##### Records shown

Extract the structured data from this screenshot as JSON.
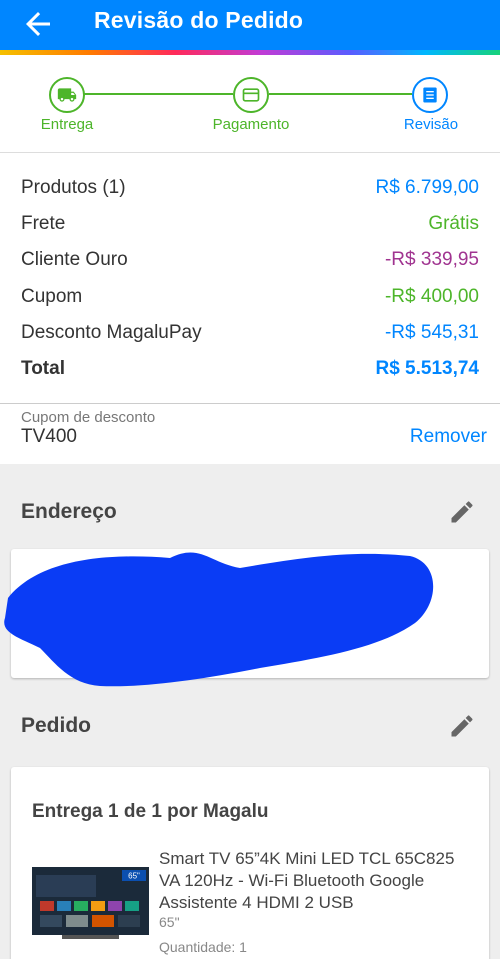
{
  "header": {
    "title": "Revisão do Pedido",
    "back_icon": "arrow-left-icon"
  },
  "stepper": {
    "steps": [
      {
        "label": "Entrega",
        "icon": "truck-icon",
        "status": "done"
      },
      {
        "label": "Pagamento",
        "icon": "card-icon",
        "status": "done"
      },
      {
        "label": "Revisão",
        "icon": "list-icon",
        "status": "current"
      }
    ]
  },
  "summary": {
    "rows": [
      {
        "label": "Produtos (1)",
        "value": "R$ 6.799,00",
        "color": "#0086ff"
      },
      {
        "label": "Frete",
        "value": "Grátis",
        "color": "#4db52a"
      },
      {
        "label": "Cliente Ouro",
        "value": "-R$ 339,95",
        "color": "#a03490"
      },
      {
        "label": "Cupom",
        "value": "-R$ 400,00",
        "color": "#4db52a"
      },
      {
        "label": "Desconto MagaluPay",
        "value": "-R$ 545,31",
        "color": "#0086ff"
      },
      {
        "label": "Total",
        "value": "R$ 5.513,74",
        "color": "#0086ff"
      }
    ]
  },
  "coupon": {
    "placeholder": "Cupom de desconto",
    "code": "TV400",
    "remove_label": "Remover"
  },
  "address": {
    "title": "Endereço"
  },
  "order": {
    "title": "Pedido",
    "delivery": "Entrega 1 de 1 por Magalu",
    "product": {
      "name": "Smart TV 65”4K Mini LED TCL 65C825 VA 120Hz - Wi-Fi Bluetooth Google Assistente 4 HDMI 2 USB",
      "size": "65\"",
      "quantity": "Quantidade:  1",
      "badge": "65\""
    }
  },
  "colors": {
    "primary": "#0086ff",
    "success": "#4db52a",
    "ouro": "#a03490"
  }
}
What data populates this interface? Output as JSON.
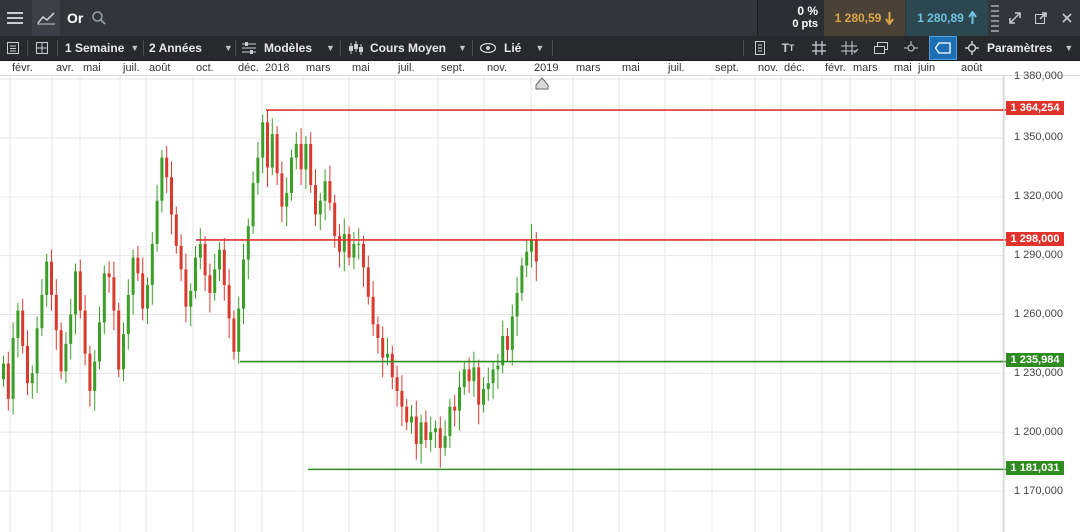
{
  "header": {
    "instrument": "Or",
    "change_percent": "0 %",
    "change_points": "0 pts",
    "sell_price": "1 280,59",
    "buy_price": "1 280,89"
  },
  "toolbar": {
    "interval": "1 Semaine",
    "range": "2 Années",
    "models": "Modèles",
    "price_type": "Cours Moyen",
    "link": "Lié",
    "settings": "Paramètres"
  },
  "date_axis": {
    "months": [
      "févr.",
      "avr.",
      "mai",
      "juil.",
      "août",
      "oct.",
      "déc.",
      "2018",
      "mars",
      "mai",
      "juil.",
      "sept.",
      "nov.",
      "2019",
      "mars",
      "mai",
      "juil.",
      "sept.",
      "nov.",
      "déc.",
      "févr.",
      "mars",
      "mai",
      "juin",
      "août"
    ]
  },
  "price_axis": {
    "ticks": [
      "1 380,000",
      "1 350,000",
      "1 320,000",
      "1 290,000",
      "1 260,000",
      "1 230,000",
      "1 200,000",
      "1 170,000"
    ]
  },
  "levels": [
    {
      "value": "1 364,254",
      "color": "#e0332b"
    },
    {
      "value": "1 298,000",
      "color": "#e0332b"
    },
    {
      "value": "1 235,984",
      "color": "#2e8b1f"
    },
    {
      "value": "1 181,031",
      "color": "#2e8b1f"
    }
  ],
  "colors": {
    "up": "#3a9e27",
    "down": "#d83a2e",
    "sell_bg": "#4a4236",
    "buy_bg": "#2d4750"
  },
  "chart_data": {
    "type": "candlestick",
    "y_range": [
      1160,
      1385
    ],
    "horizontal_levels": [
      1364.254,
      1298.0,
      1235.984,
      1181.031
    ],
    "weekly_closes": [
      1235,
      1217,
      1248,
      1262,
      1244,
      1225,
      1230,
      1253,
      1270,
      1287,
      1270,
      1252,
      1231,
      1245,
      1260,
      1282,
      1262,
      1240,
      1221,
      1236,
      1256,
      1281,
      1279,
      1262,
      1232,
      1250,
      1270,
      1289,
      1281,
      1263,
      1275,
      1296,
      1318,
      1340,
      1330,
      1311,
      1295,
      1283,
      1264,
      1272,
      1289,
      1296,
      1280,
      1271,
      1283,
      1293,
      1275,
      1258,
      1241,
      1263,
      1288,
      1305,
      1327,
      1340,
      1358,
      1335,
      1352,
      1332,
      1315,
      1322,
      1340,
      1347,
      1334,
      1347,
      1326,
      1311,
      1318,
      1328,
      1317,
      1300,
      1292,
      1301,
      1289,
      1296,
      1296,
      1284,
      1269,
      1255,
      1248,
      1238,
      1240,
      1228,
      1221,
      1213,
      1205,
      1208,
      1194,
      1205,
      1196,
      1200,
      1202,
      1192,
      1198,
      1213,
      1211,
      1223,
      1232,
      1226,
      1233,
      1214,
      1222,
      1225,
      1232,
      1234,
      1249,
      1242,
      1259,
      1271,
      1285,
      1292,
      1298,
      1287
    ]
  }
}
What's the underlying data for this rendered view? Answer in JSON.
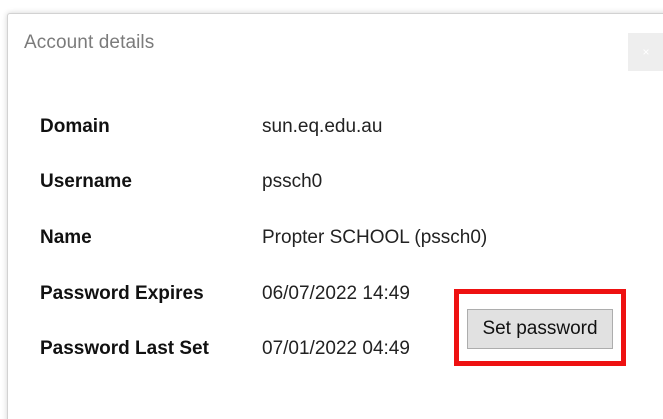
{
  "dialog": {
    "title": "Account details",
    "close_icon": "close-icon",
    "close_glyph": "×"
  },
  "fields": {
    "domain": {
      "label": "Domain",
      "value": "sun.eq.edu.au"
    },
    "username": {
      "label": "Username",
      "value": "pssch0"
    },
    "name": {
      "label": "Name",
      "value": "Propter SCHOOL (pssch0)"
    },
    "password_expires": {
      "label": "Password Expires",
      "value": "06/07/2022 14:49"
    },
    "password_last_set": {
      "label": "Password Last Set",
      "value": "07/01/2022 04:49"
    }
  },
  "actions": {
    "set_password_label": "Set password"
  },
  "colors": {
    "highlight": "#ee1111",
    "button_bg": "#e1e1e1",
    "title_text": "#7b7b7b"
  }
}
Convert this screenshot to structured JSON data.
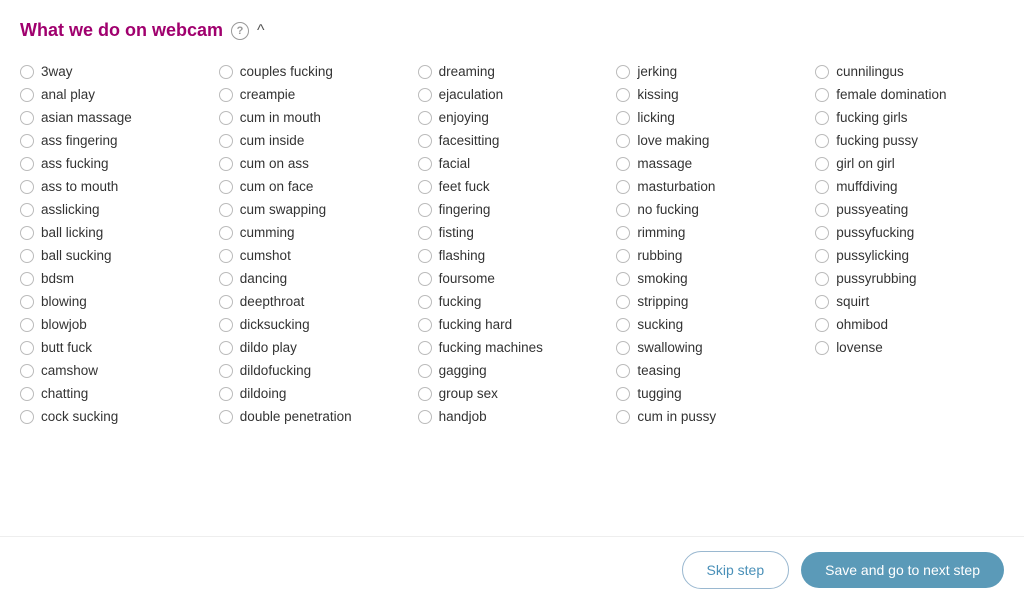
{
  "section": {
    "title": "What we do on webcam",
    "help_label": "?",
    "collapse_label": "^"
  },
  "columns": [
    [
      "3way",
      "anal play",
      "asian massage",
      "ass fingering",
      "ass fucking",
      "ass to mouth",
      "asslicking",
      "ball licking",
      "ball sucking",
      "bdsm",
      "blowing",
      "blowjob",
      "butt fuck",
      "camshow",
      "chatting",
      "cock sucking"
    ],
    [
      "couples fucking",
      "creampie",
      "cum in mouth",
      "cum inside",
      "cum on ass",
      "cum on face",
      "cum swapping",
      "cumming",
      "cumshot",
      "dancing",
      "deepthroat",
      "dicksucking",
      "dildo play",
      "dildofucking",
      "dildoing",
      "double penetration"
    ],
    [
      "dreaming",
      "ejaculation",
      "enjoying",
      "facesitting",
      "facial",
      "feet fuck",
      "fingering",
      "fisting",
      "flashing",
      "foursome",
      "fucking",
      "fucking hard",
      "fucking machines",
      "gagging",
      "group sex",
      "handjob"
    ],
    [
      "jerking",
      "kissing",
      "licking",
      "love making",
      "massage",
      "masturbation",
      "no fucking",
      "rimming",
      "rubbing",
      "smoking",
      "stripping",
      "sucking",
      "swallowing",
      "teasing",
      "tugging",
      "cum in pussy"
    ],
    [
      "cunnilingus",
      "female domination",
      "fucking girls",
      "fucking pussy",
      "girl on girl",
      "muffdiving",
      "pussyeating",
      "pussyfucking",
      "pussylicking",
      "pussyrubbing",
      "squirt",
      "ohmibod",
      "lovense",
      "",
      "",
      ""
    ]
  ],
  "footer": {
    "skip_label": "Skip step",
    "save_label": "Save and go to next step"
  }
}
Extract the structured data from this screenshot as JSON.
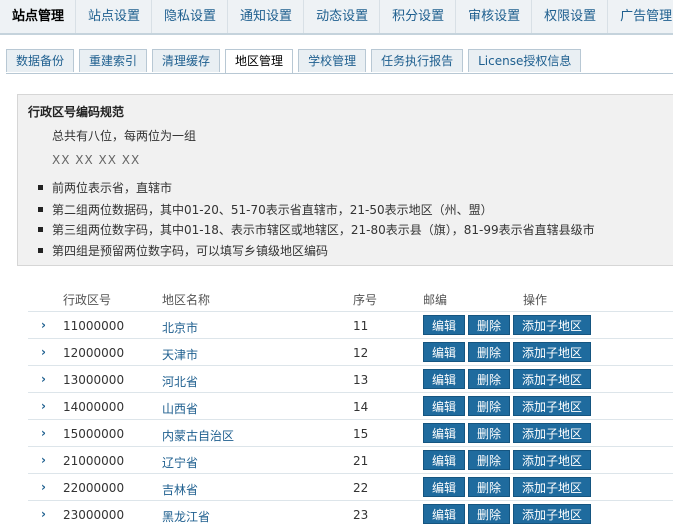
{
  "topnav": {
    "items": [
      "站点管理",
      "站点设置",
      "隐私设置",
      "通知设置",
      "动态设置",
      "积分设置",
      "审核设置",
      "权限设置",
      "广告管理",
      "友"
    ]
  },
  "subtabs": [
    "数据备份",
    "重建索引",
    "清理缓存",
    "地区管理",
    "学校管理",
    "任务执行报告",
    "License授权信息"
  ],
  "info": {
    "title": "行政区号编码规范",
    "line1": "总共有八位，每两位为一组",
    "line2": "XX  XX  XX  XX",
    "rules": [
      "前两位表示省，直辖市",
      "第二组两位数据码，其中01-20、51-70表示省直辖市，21-50表示地区（州、盟）",
      "第三组两位数字码，其中01-18、表示市辖区或地辖区，21-80表示县（旗），81-99表示省直辖县级市",
      "第四组是预留两位数字码，可以填写乡镇级地区编码"
    ]
  },
  "table": {
    "headers": {
      "code": "行政区号",
      "name": "地区名称",
      "seq": "序号",
      "edit": "邮编",
      "ops": "操作"
    },
    "buttons": {
      "edit": "编辑",
      "delete": "删除",
      "add_child": "添加子地区"
    },
    "arrow": "›",
    "rows": [
      {
        "code": "11000000",
        "name": "北京市",
        "seq": "11"
      },
      {
        "code": "12000000",
        "name": "天津市",
        "seq": "12"
      },
      {
        "code": "13000000",
        "name": "河北省",
        "seq": "13"
      },
      {
        "code": "14000000",
        "name": "山西省",
        "seq": "14"
      },
      {
        "code": "15000000",
        "name": "内蒙古自治区",
        "seq": "15"
      },
      {
        "code": "21000000",
        "name": "辽宁省",
        "seq": "21"
      },
      {
        "code": "22000000",
        "name": "吉林省",
        "seq": "22"
      },
      {
        "code": "23000000",
        "name": "黑龙江省",
        "seq": "23"
      }
    ]
  }
}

##########

■ Exercise directions
Select every line in the material above where the string "What" occurs, and copy it.

■ Output for this task
What data populates this interface? Output as JSON.
What's the underlying data for this rendered view? Answer in JSON.
    "title": "What we do on webcam",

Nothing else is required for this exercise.